## Start Material for this task

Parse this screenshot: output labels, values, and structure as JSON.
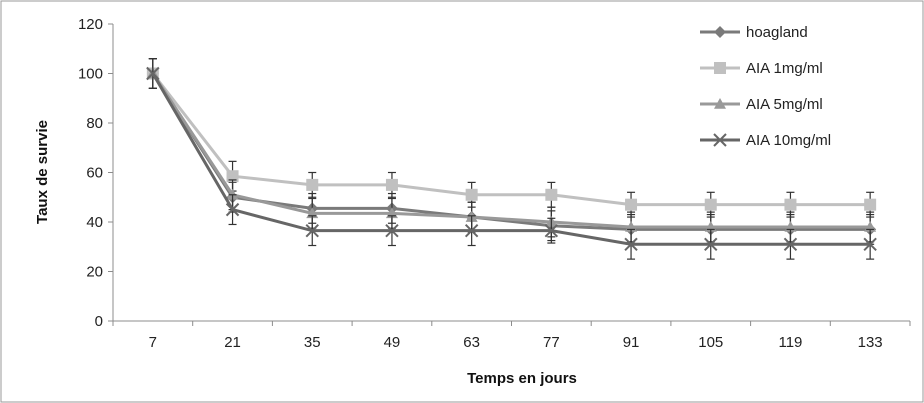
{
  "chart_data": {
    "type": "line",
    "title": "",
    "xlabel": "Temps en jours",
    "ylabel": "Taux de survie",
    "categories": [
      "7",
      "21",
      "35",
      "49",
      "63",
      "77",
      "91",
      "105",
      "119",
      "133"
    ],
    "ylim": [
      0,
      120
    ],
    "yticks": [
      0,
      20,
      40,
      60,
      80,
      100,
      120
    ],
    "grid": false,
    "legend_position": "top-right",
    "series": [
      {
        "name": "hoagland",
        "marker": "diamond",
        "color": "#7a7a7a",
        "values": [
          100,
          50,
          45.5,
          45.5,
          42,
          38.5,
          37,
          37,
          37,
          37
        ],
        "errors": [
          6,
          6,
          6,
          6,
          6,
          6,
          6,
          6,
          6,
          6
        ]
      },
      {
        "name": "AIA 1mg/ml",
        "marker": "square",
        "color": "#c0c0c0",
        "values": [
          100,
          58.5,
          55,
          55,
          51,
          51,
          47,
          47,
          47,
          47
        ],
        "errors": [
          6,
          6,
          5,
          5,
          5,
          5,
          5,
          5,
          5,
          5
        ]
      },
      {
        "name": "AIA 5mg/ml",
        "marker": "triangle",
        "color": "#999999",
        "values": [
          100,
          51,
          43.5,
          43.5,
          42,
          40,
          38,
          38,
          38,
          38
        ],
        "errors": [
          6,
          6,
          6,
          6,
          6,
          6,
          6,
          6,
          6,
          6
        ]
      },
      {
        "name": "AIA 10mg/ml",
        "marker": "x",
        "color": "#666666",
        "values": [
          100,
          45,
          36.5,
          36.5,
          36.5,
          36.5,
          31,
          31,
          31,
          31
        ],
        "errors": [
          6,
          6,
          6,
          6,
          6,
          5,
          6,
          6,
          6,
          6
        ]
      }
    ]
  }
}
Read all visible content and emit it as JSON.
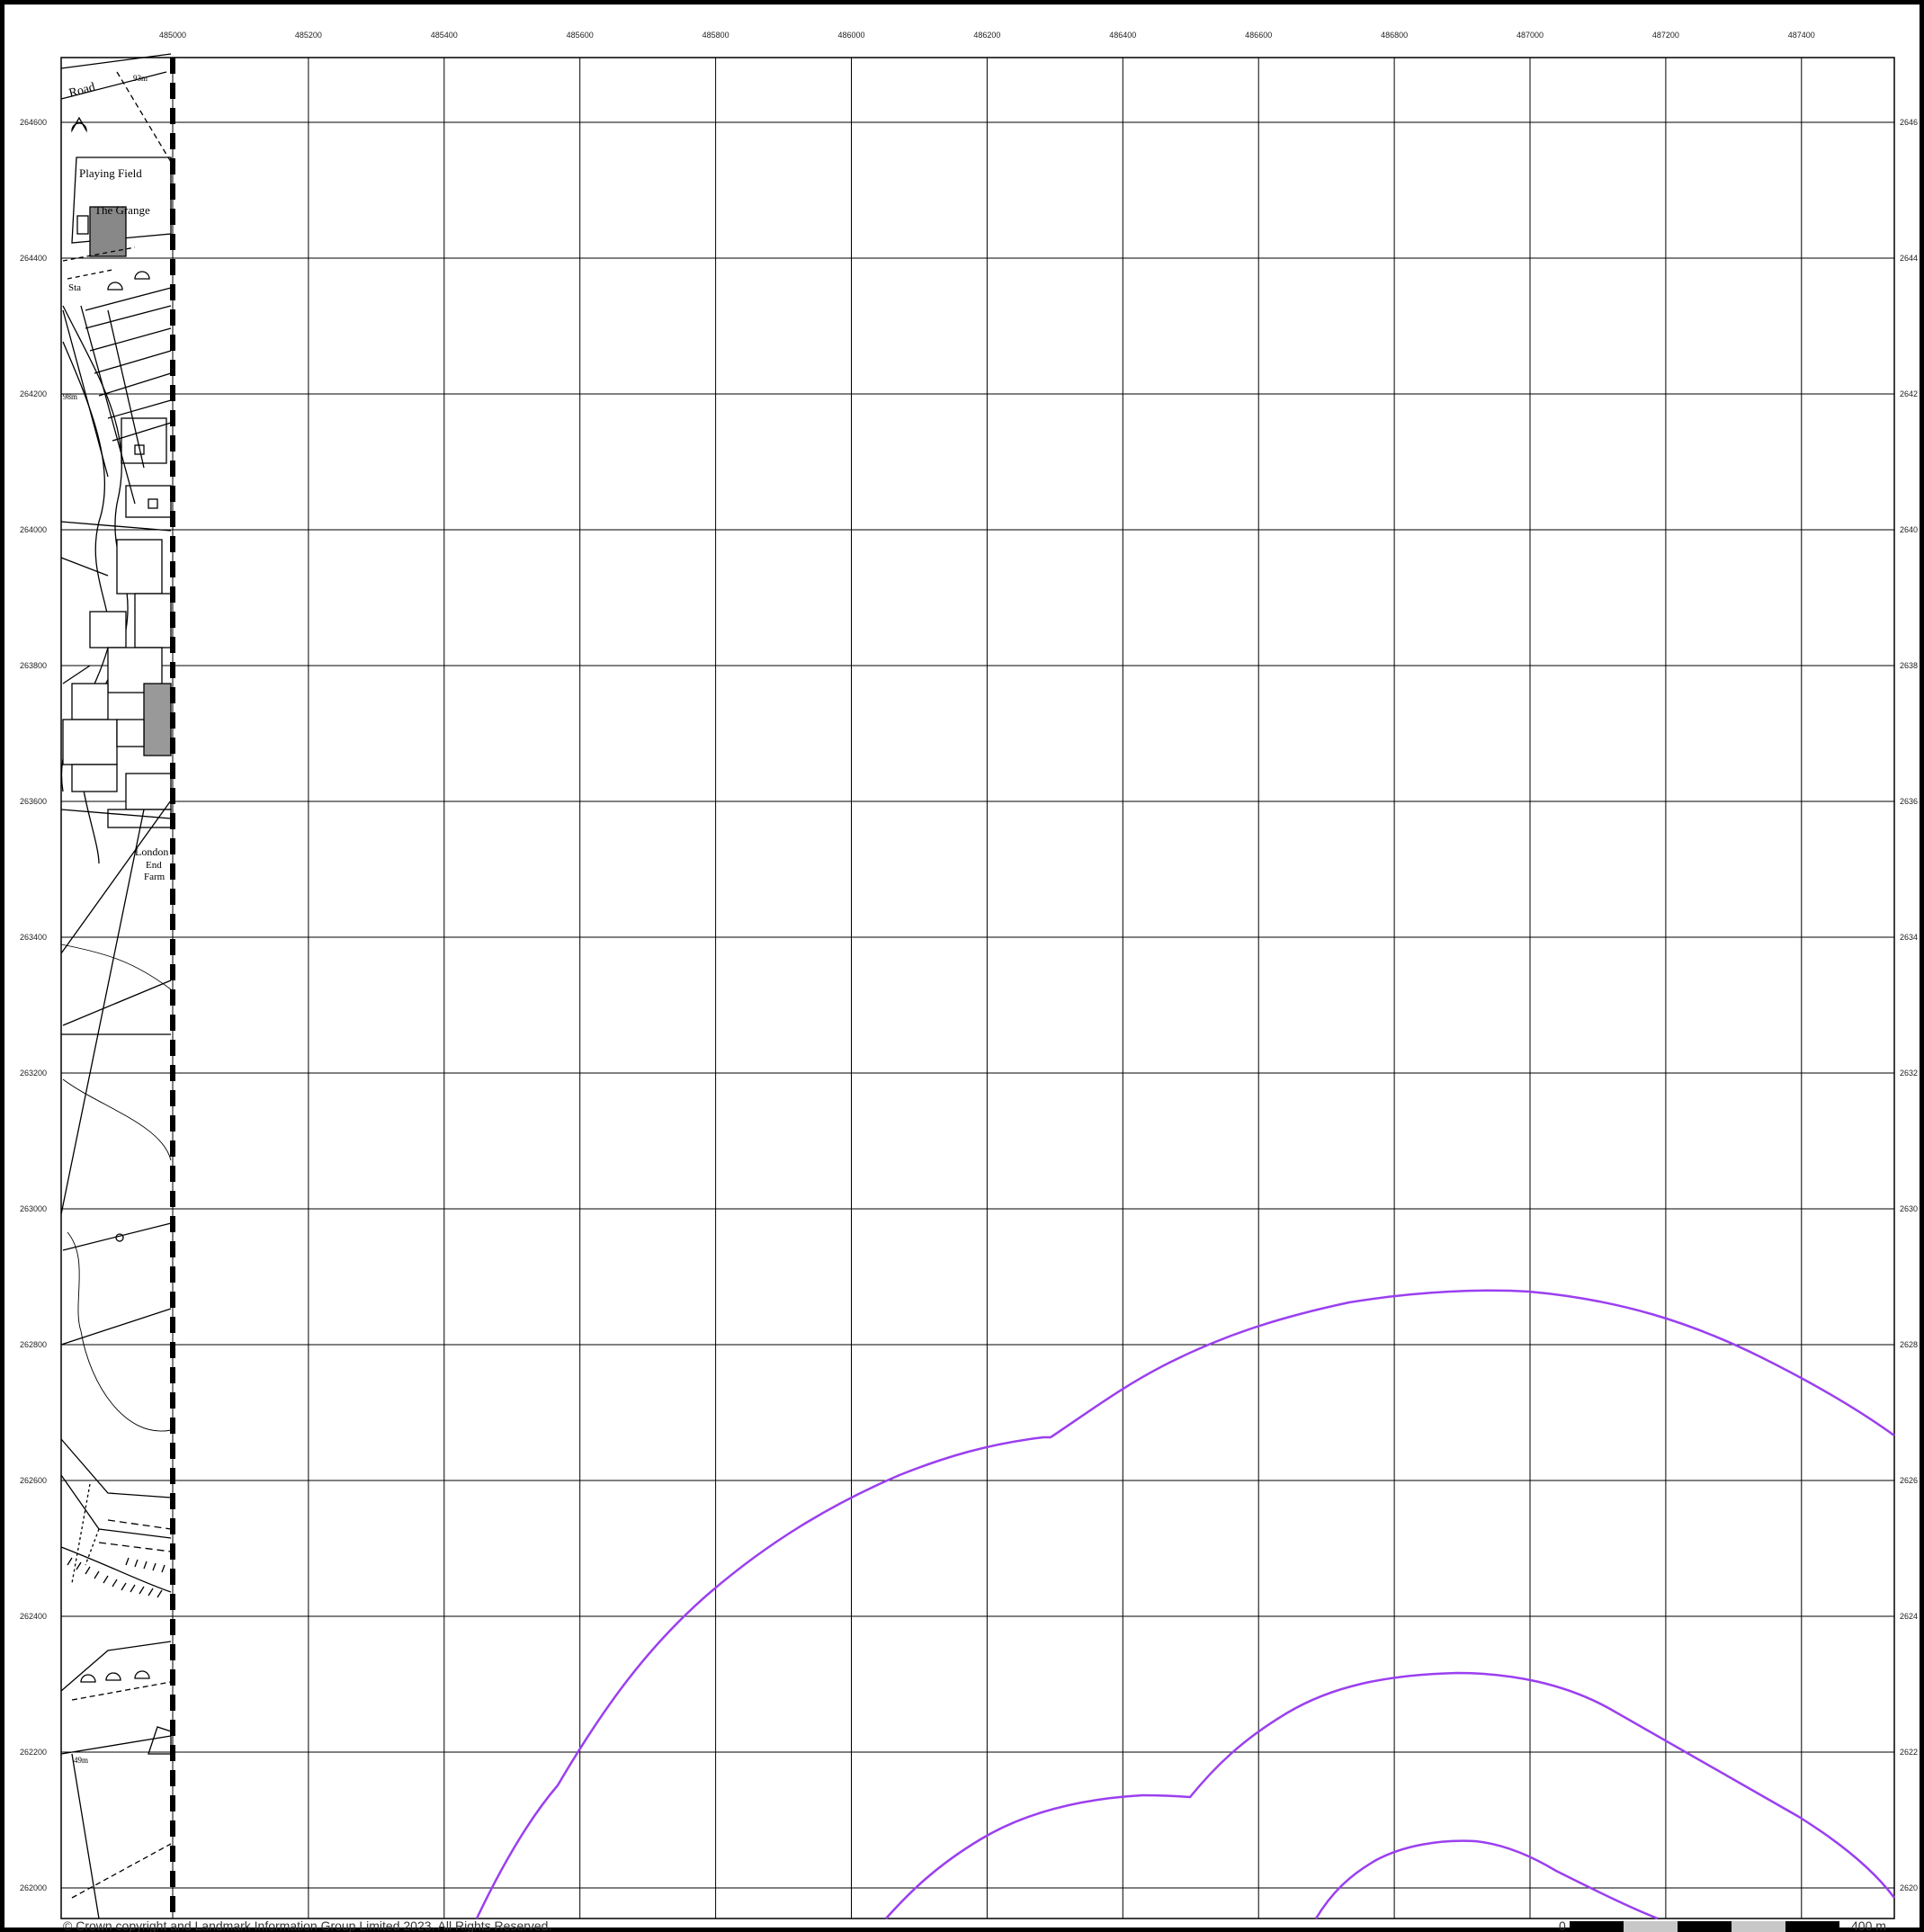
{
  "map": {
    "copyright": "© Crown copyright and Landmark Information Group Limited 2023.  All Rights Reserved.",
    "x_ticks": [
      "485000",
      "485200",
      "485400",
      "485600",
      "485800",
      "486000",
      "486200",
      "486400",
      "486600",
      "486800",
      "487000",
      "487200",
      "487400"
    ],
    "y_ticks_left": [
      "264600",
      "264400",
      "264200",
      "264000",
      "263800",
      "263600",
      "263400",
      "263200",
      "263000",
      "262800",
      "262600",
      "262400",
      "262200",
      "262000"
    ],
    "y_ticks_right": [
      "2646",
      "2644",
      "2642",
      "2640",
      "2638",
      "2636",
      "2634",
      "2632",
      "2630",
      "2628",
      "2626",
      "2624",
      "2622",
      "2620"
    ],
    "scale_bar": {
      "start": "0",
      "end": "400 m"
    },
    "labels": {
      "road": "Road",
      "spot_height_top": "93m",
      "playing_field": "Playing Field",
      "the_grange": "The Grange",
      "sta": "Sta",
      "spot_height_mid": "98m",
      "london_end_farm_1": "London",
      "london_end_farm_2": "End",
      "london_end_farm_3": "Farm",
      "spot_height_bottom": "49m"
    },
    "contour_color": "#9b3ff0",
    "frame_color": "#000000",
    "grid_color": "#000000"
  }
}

## End Material for this task
## Start Material for this task

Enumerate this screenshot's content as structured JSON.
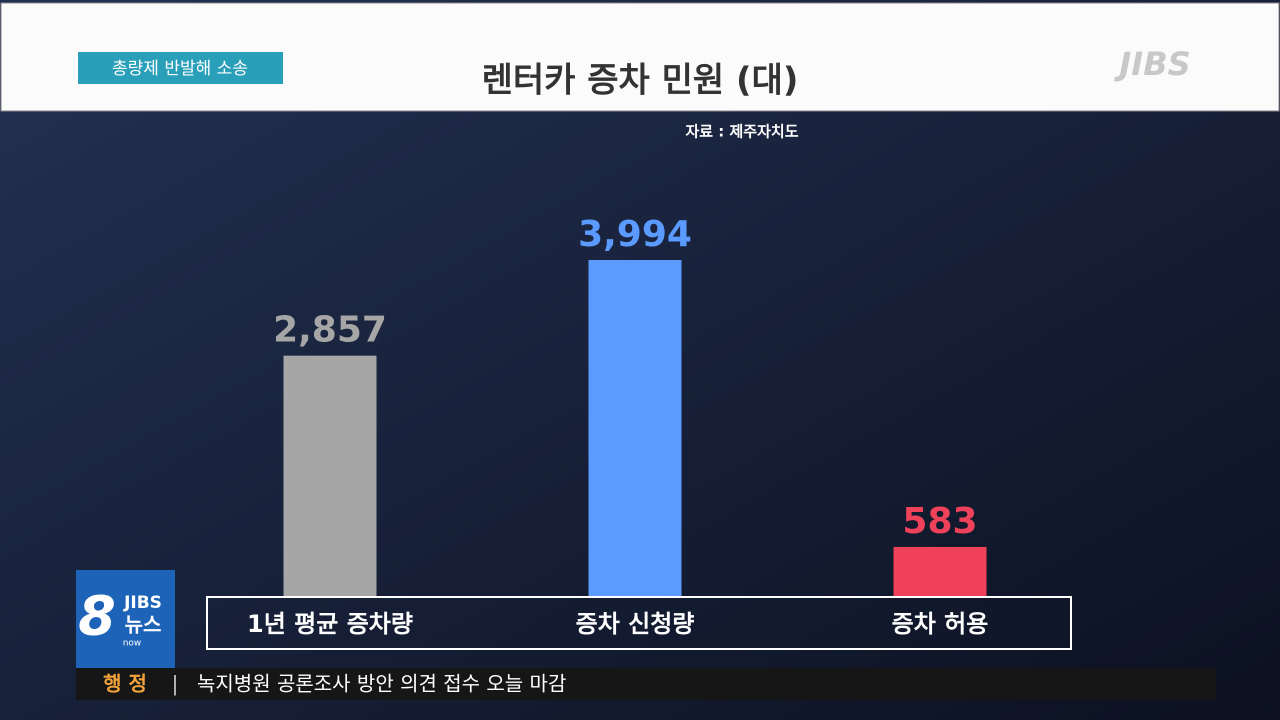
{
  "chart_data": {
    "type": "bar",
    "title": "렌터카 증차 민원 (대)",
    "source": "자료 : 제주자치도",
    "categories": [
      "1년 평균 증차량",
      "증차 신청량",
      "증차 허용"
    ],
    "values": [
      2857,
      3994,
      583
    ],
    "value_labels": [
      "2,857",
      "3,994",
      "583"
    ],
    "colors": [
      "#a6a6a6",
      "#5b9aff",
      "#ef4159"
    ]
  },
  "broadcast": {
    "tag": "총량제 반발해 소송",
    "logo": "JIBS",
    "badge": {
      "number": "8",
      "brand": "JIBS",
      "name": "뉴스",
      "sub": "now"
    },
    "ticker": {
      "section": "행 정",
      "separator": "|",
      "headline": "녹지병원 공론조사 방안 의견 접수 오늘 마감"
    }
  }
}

## End Material for this task

Copy each line that holds the word "name".

## [Solution for this exercise]
        "name": "hoagland",
        "name": "AIA 1mg/ml",
        "name": "AIA 5mg/ml",
        "name": "AIA 10mg/ml",
      "name": "뉴스",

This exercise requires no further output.